■ **What you should do**
Give a faithful, exact copy of all entries, minus the images.

Items listed in a dataset
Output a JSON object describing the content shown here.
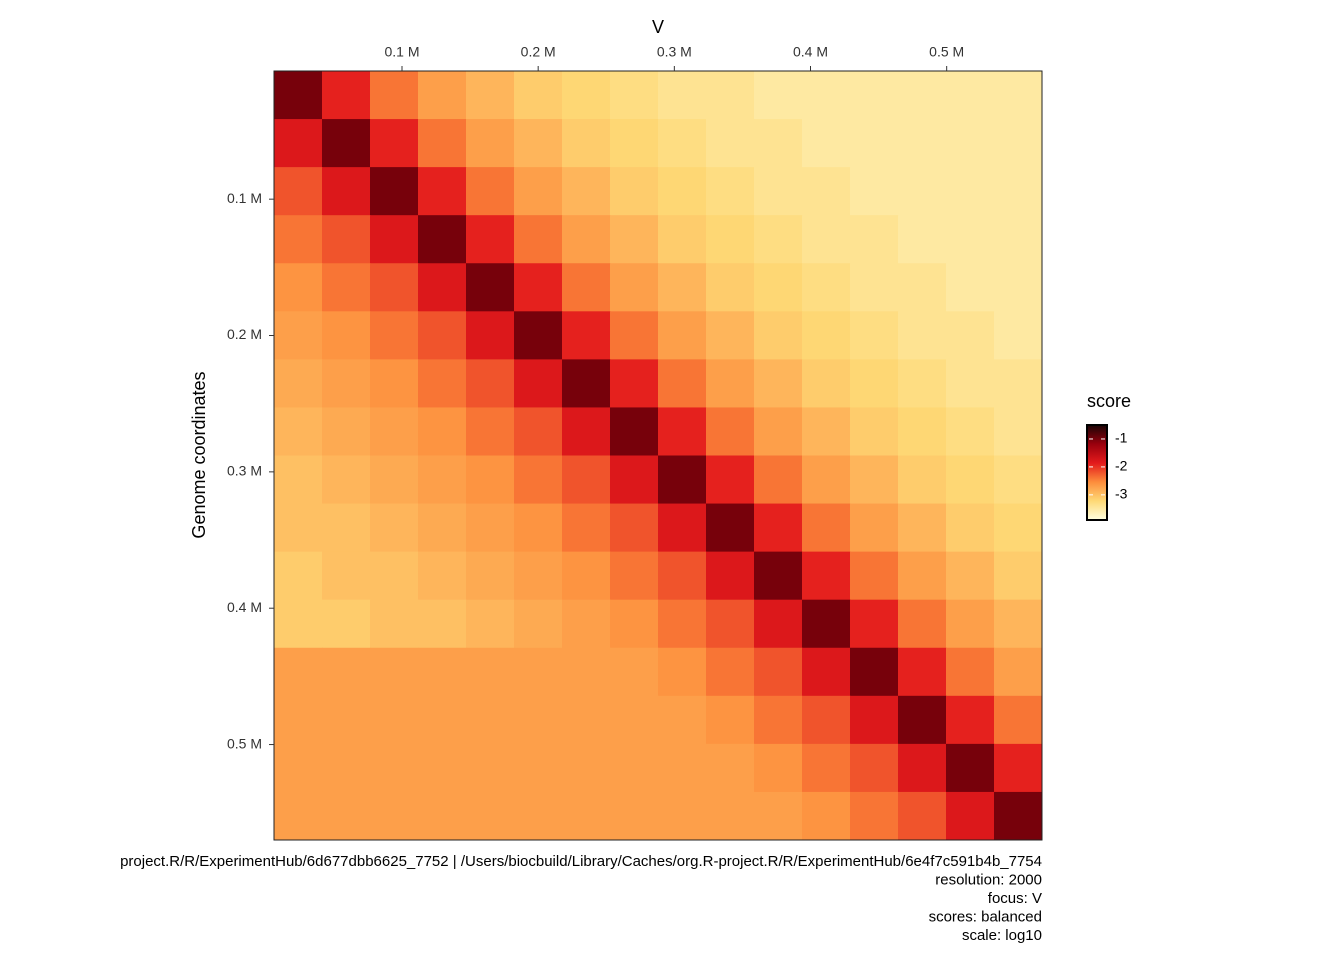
{
  "chart_data": {
    "type": "heatmap",
    "title": "V",
    "y_label": "Genome coordinates",
    "legend_title": "score",
    "caption": [
      "project.R/R/ExperimentHub/6d677dbb6625_7752 | /Users/biocbuild/Library/Caches/org.R-project.R/R/ExperimentHub/6e4f7c591b4b_7754",
      "resolution: 2000",
      "focus: V",
      "scores: balanced",
      "scale: log10"
    ],
    "bins": [
      6000,
      41250,
      76500,
      111750,
      147000,
      182250,
      217500,
      252750,
      288000,
      323250,
      358500,
      393750,
      429000,
      464250,
      499500,
      534750,
      570000
    ],
    "xlim": [
      6000,
      570000
    ],
    "ylim": [
      6000,
      570000
    ],
    "xticks": [
      {
        "value": 100000,
        "label": "0.1 M"
      },
      {
        "value": 200000,
        "label": "0.2 M"
      },
      {
        "value": 300000,
        "label": "0.3 M"
      },
      {
        "value": 400000,
        "label": "0.4 M"
      },
      {
        "value": 500000,
        "label": "0.5 M"
      }
    ],
    "yticks": [
      {
        "value": 100000,
        "label": "0.1 M"
      },
      {
        "value": 200000,
        "label": "0.2 M"
      },
      {
        "value": 300000,
        "label": "0.3 M"
      },
      {
        "value": 400000,
        "label": "0.4 M"
      },
      {
        "value": 500000,
        "label": "0.5 M"
      }
    ],
    "clim": [
      -3.9,
      -0.5
    ],
    "cticks": [
      -1,
      -2,
      -3
    ],
    "colors": [
      "#ffffe0",
      "#fed976",
      "#fd8d3c",
      "#e31a1c",
      "#99000d",
      "#1a0505"
    ],
    "matrix": [
      [
        -1.0,
        -1.9,
        -2.4,
        -2.7,
        -2.9,
        -3.1,
        -3.2,
        -3.3,
        -3.4,
        -3.4,
        -3.5,
        -3.5,
        -3.5,
        -3.5,
        -3.5,
        -3.5
      ],
      [
        -1.8,
        -1.0,
        -1.9,
        -2.4,
        -2.7,
        -2.9,
        -3.1,
        -3.2,
        -3.3,
        -3.4,
        -3.4,
        -3.5,
        -3.5,
        -3.5,
        -3.5,
        -3.5
      ],
      [
        -2.2,
        -1.8,
        -1.0,
        -1.9,
        -2.4,
        -2.7,
        -2.9,
        -3.1,
        -3.2,
        -3.3,
        -3.4,
        -3.4,
        -3.5,
        -3.5,
        -3.5,
        -3.5
      ],
      [
        -2.4,
        -2.2,
        -1.8,
        -1.0,
        -1.9,
        -2.4,
        -2.7,
        -2.9,
        -3.1,
        -3.2,
        -3.3,
        -3.4,
        -3.4,
        -3.5,
        -3.5,
        -3.5
      ],
      [
        -2.6,
        -2.4,
        -2.2,
        -1.8,
        -1.0,
        -1.9,
        -2.4,
        -2.7,
        -2.9,
        -3.1,
        -3.2,
        -3.3,
        -3.4,
        -3.4,
        -3.5,
        -3.5
      ],
      [
        -2.7,
        -2.6,
        -2.4,
        -2.2,
        -1.8,
        -1.0,
        -1.9,
        -2.4,
        -2.7,
        -2.9,
        -3.1,
        -3.2,
        -3.3,
        -3.4,
        -3.4,
        -3.5
      ],
      [
        -2.8,
        -2.7,
        -2.6,
        -2.4,
        -2.2,
        -1.8,
        -1.0,
        -1.9,
        -2.4,
        -2.7,
        -2.9,
        -3.1,
        -3.2,
        -3.3,
        -3.4,
        -3.4
      ],
      [
        -2.9,
        -2.8,
        -2.7,
        -2.6,
        -2.4,
        -2.2,
        -1.8,
        -1.0,
        -1.9,
        -2.4,
        -2.7,
        -2.9,
        -3.1,
        -3.2,
        -3.3,
        -3.4
      ],
      [
        -3.0,
        -2.9,
        -2.8,
        -2.7,
        -2.6,
        -2.4,
        -2.2,
        -1.8,
        -1.0,
        -1.9,
        -2.4,
        -2.7,
        -2.9,
        -3.1,
        -3.2,
        -3.3
      ],
      [
        -3.0,
        -3.0,
        -2.9,
        -2.8,
        -2.7,
        -2.6,
        -2.4,
        -2.2,
        -1.8,
        -1.0,
        -1.9,
        -2.4,
        -2.7,
        -2.9,
        -3.1,
        -3.2
      ],
      [
        -3.1,
        -3.0,
        -3.0,
        -2.9,
        -2.8,
        -2.7,
        -2.6,
        -2.4,
        -2.2,
        -1.8,
        -1.0,
        -1.9,
        -2.4,
        -2.7,
        -2.9,
        -3.1
      ],
      [
        -3.1,
        -3.1,
        -3.0,
        -3.0,
        -2.9,
        -2.8,
        -2.7,
        -2.6,
        -2.4,
        -2.2,
        -1.8,
        -1.0,
        -1.9,
        -2.4,
        -2.7,
        -2.9
      ],
      [
        -2.7,
        -2.7,
        -2.7,
        -2.7,
        -2.7,
        -2.7,
        -2.7,
        -2.7,
        -2.6,
        -2.4,
        -2.2,
        -1.8,
        -1.0,
        -1.9,
        -2.4,
        -2.7
      ],
      [
        -2.7,
        -2.7,
        -2.7,
        -2.7,
        -2.7,
        -2.7,
        -2.7,
        -2.7,
        -2.7,
        -2.6,
        -2.4,
        -2.2,
        -1.8,
        -1.0,
        -1.9,
        -2.4
      ],
      [
        -2.7,
        -2.7,
        -2.7,
        -2.7,
        -2.7,
        -2.7,
        -2.7,
        -2.7,
        -2.7,
        -2.7,
        -2.6,
        -2.4,
        -2.2,
        -1.8,
        -1.0,
        -1.9
      ],
      [
        -2.7,
        -2.7,
        -2.7,
        -2.7,
        -2.7,
        -2.7,
        -2.7,
        -2.7,
        -2.7,
        -2.7,
        -2.7,
        -2.6,
        -2.4,
        -2.2,
        -1.8,
        -1.0
      ]
    ]
  }
}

■ **Your response**
Output a JSON object describing the content shown here.
{
  "chart_data": {
    "type": "heatmap",
    "title": "V",
    "y_label": "Genome coordinates",
    "legend_title": "score",
    "caption": [
      "project.R/R/ExperimentHub/6d677dbb6625_7752 | /Users/biocbuild/Library/Caches/org.R-project.R/R/ExperimentHub/6e4f7c591b4b_7754",
      "resolution: 2000",
      "focus: V",
      "scores: balanced",
      "scale: log10"
    ],
    "bins": [
      6000,
      41250,
      76500,
      111750,
      147000,
      182250,
      217500,
      252750,
      288000,
      323250,
      358500,
      393750,
      429000,
      464250,
      499500,
      534750,
      570000
    ],
    "xlim": [
      6000,
      570000
    ],
    "ylim": [
      6000,
      570000
    ],
    "xticks": [
      {
        "value": 100000,
        "label": "0.1 M"
      },
      {
        "value": 200000,
        "label": "0.2 M"
      },
      {
        "value": 300000,
        "label": "0.3 M"
      },
      {
        "value": 400000,
        "label": "0.4 M"
      },
      {
        "value": 500000,
        "label": "0.5 M"
      }
    ],
    "yticks": [
      {
        "value": 100000,
        "label": "0.1 M"
      },
      {
        "value": 200000,
        "label": "0.2 M"
      },
      {
        "value": 300000,
        "label": "0.3 M"
      },
      {
        "value": 400000,
        "label": "0.4 M"
      },
      {
        "value": 500000,
        "label": "0.5 M"
      }
    ],
    "clim": [
      -3.9,
      -0.5
    ],
    "cticks": [
      -1,
      -2,
      -3
    ],
    "colors": [
      "#ffffe0",
      "#fed976",
      "#fd8d3c",
      "#e31a1c",
      "#99000d",
      "#1a0505"
    ],
    "matrix": [
      [
        -1.0,
        -1.9,
        -2.4,
        -2.7,
        -2.9,
        -3.1,
        -3.2,
        -3.3,
        -3.4,
        -3.4,
        -3.5,
        -3.5,
        -3.5,
        -3.5,
        -3.5,
        -3.5
      ],
      [
        -1.8,
        -1.0,
        -1.9,
        -2.4,
        -2.7,
        -2.9,
        -3.1,
        -3.2,
        -3.3,
        -3.4,
        -3.4,
        -3.5,
        -3.5,
        -3.5,
        -3.5,
        -3.5
      ],
      [
        -2.2,
        -1.8,
        -1.0,
        -1.9,
        -2.4,
        -2.7,
        -2.9,
        -3.1,
        -3.2,
        -3.3,
        -3.4,
        -3.4,
        -3.5,
        -3.5,
        -3.5,
        -3.5
      ],
      [
        -2.4,
        -2.2,
        -1.8,
        -1.0,
        -1.9,
        -2.4,
        -2.7,
        -2.9,
        -3.1,
        -3.2,
        -3.3,
        -3.4,
        -3.4,
        -3.5,
        -3.5,
        -3.5
      ],
      [
        -2.6,
        -2.4,
        -2.2,
        -1.8,
        -1.0,
        -1.9,
        -2.4,
        -2.7,
        -2.9,
        -3.1,
        -3.2,
        -3.3,
        -3.4,
        -3.4,
        -3.5,
        -3.5
      ],
      [
        -2.7,
        -2.6,
        -2.4,
        -2.2,
        -1.8,
        -1.0,
        -1.9,
        -2.4,
        -2.7,
        -2.9,
        -3.1,
        -3.2,
        -3.3,
        -3.4,
        -3.4,
        -3.5
      ],
      [
        -2.8,
        -2.7,
        -2.6,
        -2.4,
        -2.2,
        -1.8,
        -1.0,
        -1.9,
        -2.4,
        -2.7,
        -2.9,
        -3.1,
        -3.2,
        -3.3,
        -3.4,
        -3.4
      ],
      [
        -2.9,
        -2.8,
        -2.7,
        -2.6,
        -2.4,
        -2.2,
        -1.8,
        -1.0,
        -1.9,
        -2.4,
        -2.7,
        -2.9,
        -3.1,
        -3.2,
        -3.3,
        -3.4
      ],
      [
        -3.0,
        -2.9,
        -2.8,
        -2.7,
        -2.6,
        -2.4,
        -2.2,
        -1.8,
        -1.0,
        -1.9,
        -2.4,
        -2.7,
        -2.9,
        -3.1,
        -3.2,
        -3.3
      ],
      [
        -3.0,
        -3.0,
        -2.9,
        -2.8,
        -2.7,
        -2.6,
        -2.4,
        -2.2,
        -1.8,
        -1.0,
        -1.9,
        -2.4,
        -2.7,
        -2.9,
        -3.1,
        -3.2
      ],
      [
        -3.1,
        -3.0,
        -3.0,
        -2.9,
        -2.8,
        -2.7,
        -2.6,
        -2.4,
        -2.2,
        -1.8,
        -1.0,
        -1.9,
        -2.4,
        -2.7,
        -2.9,
        -3.1
      ],
      [
        -3.1,
        -3.1,
        -3.0,
        -3.0,
        -2.9,
        -2.8,
        -2.7,
        -2.6,
        -2.4,
        -2.2,
        -1.8,
        -1.0,
        -1.9,
        -2.4,
        -2.7,
        -2.9
      ],
      [
        -2.7,
        -2.7,
        -2.7,
        -2.7,
        -2.7,
        -2.7,
        -2.7,
        -2.7,
        -2.6,
        -2.4,
        -2.2,
        -1.8,
        -1.0,
        -1.9,
        -2.4,
        -2.7
      ],
      [
        -2.7,
        -2.7,
        -2.7,
        -2.7,
        -2.7,
        -2.7,
        -2.7,
        -2.7,
        -2.7,
        -2.6,
        -2.4,
        -2.2,
        -1.8,
        -1.0,
        -1.9,
        -2.4
      ],
      [
        -2.7,
        -2.7,
        -2.7,
        -2.7,
        -2.7,
        -2.7,
        -2.7,
        -2.7,
        -2.7,
        -2.7,
        -2.6,
        -2.4,
        -2.2,
        -1.8,
        -1.0,
        -1.9
      ],
      [
        -2.7,
        -2.7,
        -2.7,
        -2.7,
        -2.7,
        -2.7,
        -2.7,
        -2.7,
        -2.7,
        -2.7,
        -2.7,
        -2.6,
        -2.4,
        -2.2,
        -1.8,
        -1.0
      ]
    ]
  }
}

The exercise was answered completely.